» **Task instructions**
Transcribe the records that follow, preserving every word.

○ ○ ○ ○

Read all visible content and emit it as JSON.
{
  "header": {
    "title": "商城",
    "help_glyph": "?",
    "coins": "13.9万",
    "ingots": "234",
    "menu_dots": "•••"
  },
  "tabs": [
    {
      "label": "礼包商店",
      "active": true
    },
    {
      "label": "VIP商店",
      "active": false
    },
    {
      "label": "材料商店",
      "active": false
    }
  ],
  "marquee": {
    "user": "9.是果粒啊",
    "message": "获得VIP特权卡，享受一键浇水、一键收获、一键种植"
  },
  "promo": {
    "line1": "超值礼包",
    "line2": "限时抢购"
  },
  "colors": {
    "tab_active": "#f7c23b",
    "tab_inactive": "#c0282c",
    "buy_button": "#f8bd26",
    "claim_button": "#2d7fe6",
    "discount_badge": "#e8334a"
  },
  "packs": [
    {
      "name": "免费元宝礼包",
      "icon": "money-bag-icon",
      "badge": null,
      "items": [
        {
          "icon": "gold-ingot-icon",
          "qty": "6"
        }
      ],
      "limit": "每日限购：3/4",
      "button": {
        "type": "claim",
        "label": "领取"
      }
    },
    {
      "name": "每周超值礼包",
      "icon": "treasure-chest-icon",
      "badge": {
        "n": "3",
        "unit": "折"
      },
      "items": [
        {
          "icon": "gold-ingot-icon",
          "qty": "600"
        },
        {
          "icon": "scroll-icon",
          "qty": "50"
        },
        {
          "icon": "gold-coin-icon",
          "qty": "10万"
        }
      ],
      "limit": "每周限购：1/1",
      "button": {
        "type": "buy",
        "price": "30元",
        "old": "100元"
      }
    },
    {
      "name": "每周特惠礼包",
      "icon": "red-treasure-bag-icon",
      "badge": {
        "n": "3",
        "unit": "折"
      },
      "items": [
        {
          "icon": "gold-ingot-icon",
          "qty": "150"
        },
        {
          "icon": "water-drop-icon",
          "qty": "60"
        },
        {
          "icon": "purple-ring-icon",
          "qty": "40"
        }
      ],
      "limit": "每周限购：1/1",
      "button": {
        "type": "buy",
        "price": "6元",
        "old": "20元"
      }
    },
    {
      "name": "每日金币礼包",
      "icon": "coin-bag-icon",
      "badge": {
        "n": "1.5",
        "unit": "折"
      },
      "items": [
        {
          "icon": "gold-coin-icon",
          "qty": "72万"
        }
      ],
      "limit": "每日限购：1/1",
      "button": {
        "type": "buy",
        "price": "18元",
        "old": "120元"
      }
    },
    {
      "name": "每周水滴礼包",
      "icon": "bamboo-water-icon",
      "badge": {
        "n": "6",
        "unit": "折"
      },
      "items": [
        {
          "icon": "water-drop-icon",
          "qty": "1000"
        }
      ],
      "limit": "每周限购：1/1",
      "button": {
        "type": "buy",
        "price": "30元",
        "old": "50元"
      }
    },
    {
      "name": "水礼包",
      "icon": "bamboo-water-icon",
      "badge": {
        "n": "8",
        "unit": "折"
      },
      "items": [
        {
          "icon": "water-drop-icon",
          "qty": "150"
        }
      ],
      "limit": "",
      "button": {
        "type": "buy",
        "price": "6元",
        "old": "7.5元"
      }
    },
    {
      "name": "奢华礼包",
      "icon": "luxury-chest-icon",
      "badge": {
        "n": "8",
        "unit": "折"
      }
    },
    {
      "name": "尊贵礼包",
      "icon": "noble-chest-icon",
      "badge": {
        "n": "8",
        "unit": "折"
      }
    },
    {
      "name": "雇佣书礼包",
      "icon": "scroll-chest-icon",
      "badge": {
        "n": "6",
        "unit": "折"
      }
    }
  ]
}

○ ○ ○ ○

» **Output for this exercise**
Read all visible content and emit it as JSON.
{
  "header": {
    "title": "商城",
    "help_glyph": "?",
    "coins": "13.9万",
    "ingots": "234",
    "menu_dots": "•••"
  },
  "tabs": [
    {
      "label": "礼包商店",
      "active": true
    },
    {
      "label": "VIP商店",
      "active": false
    },
    {
      "label": "材料商店",
      "active": false
    }
  ],
  "marquee": {
    "user": "9.是果粒啊",
    "message": "获得VIP特权卡，享受一键浇水、一键收获、一键种植"
  },
  "promo": {
    "line1": "超值礼包",
    "line2": "限时抢购"
  },
  "colors": {
    "tab_active": "#f7c23b",
    "tab_inactive": "#c0282c",
    "buy_button": "#f8bd26",
    "claim_button": "#2d7fe6",
    "discount_badge": "#e8334a"
  },
  "packs": [
    {
      "name": "免费元宝礼包",
      "icon": "money-bag-icon",
      "badge": null,
      "items": [
        {
          "icon": "gold-ingot-icon",
          "qty": "6"
        }
      ],
      "limit": "每日限购：3/4",
      "button": {
        "type": "claim",
        "label": "领取"
      }
    },
    {
      "name": "每周超值礼包",
      "icon": "treasure-chest-icon",
      "badge": {
        "n": "3",
        "unit": "折"
      },
      "items": [
        {
          "icon": "gold-ingot-icon",
          "qty": "600"
        },
        {
          "icon": "scroll-icon",
          "qty": "50"
        },
        {
          "icon": "gold-coin-icon",
          "qty": "10万"
        }
      ],
      "limit": "每周限购：1/1",
      "button": {
        "type": "buy",
        "price": "30元",
        "old": "100元"
      }
    },
    {
      "name": "每周特惠礼包",
      "icon": "red-treasure-bag-icon",
      "badge": {
        "n": "3",
        "unit": "折"
      },
      "items": [
        {
          "icon": "gold-ingot-icon",
          "qty": "150"
        },
        {
          "icon": "water-drop-icon",
          "qty": "60"
        },
        {
          "icon": "purple-ring-icon",
          "qty": "40"
        }
      ],
      "limit": "每周限购：1/1",
      "button": {
        "type": "buy",
        "price": "6元",
        "old": "20元"
      }
    },
    {
      "name": "每日金币礼包",
      "icon": "coin-bag-icon",
      "badge": {
        "n": "1.5",
        "unit": "折"
      },
      "items": [
        {
          "icon": "gold-coin-icon",
          "qty": "72万"
        }
      ],
      "limit": "每日限购：1/1",
      "button": {
        "type": "buy",
        "price": "18元",
        "old": "120元"
      }
    },
    {
      "name": "每周水滴礼包",
      "icon": "bamboo-water-icon",
      "badge": {
        "n": "6",
        "unit": "折"
      },
      "items": [
        {
          "icon": "water-drop-icon",
          "qty": "1000"
        }
      ],
      "limit": "每周限购：1/1",
      "button": {
        "type": "buy",
        "price": "30元",
        "old": "50元"
      }
    },
    {
      "name": "水礼包",
      "icon": "bamboo-water-icon",
      "badge": {
        "n": "8",
        "unit": "折"
      },
      "items": [
        {
          "icon": "water-drop-icon",
          "qty": "150"
        }
      ],
      "limit": "",
      "button": {
        "type": "buy",
        "price": "6元",
        "old": "7.5元"
      }
    },
    {
      "name": "奢华礼包",
      "icon": "luxury-chest-icon",
      "badge": {
        "n": "8",
        "unit": "折"
      }
    },
    {
      "name": "尊贵礼包",
      "icon": "noble-chest-icon",
      "badge": {
        "n": "8",
        "unit": "折"
      }
    },
    {
      "name": "雇佣书礼包",
      "icon": "scroll-chest-icon",
      "badge": {
        "n": "6",
        "unit": "折"
      }
    }
  ]
}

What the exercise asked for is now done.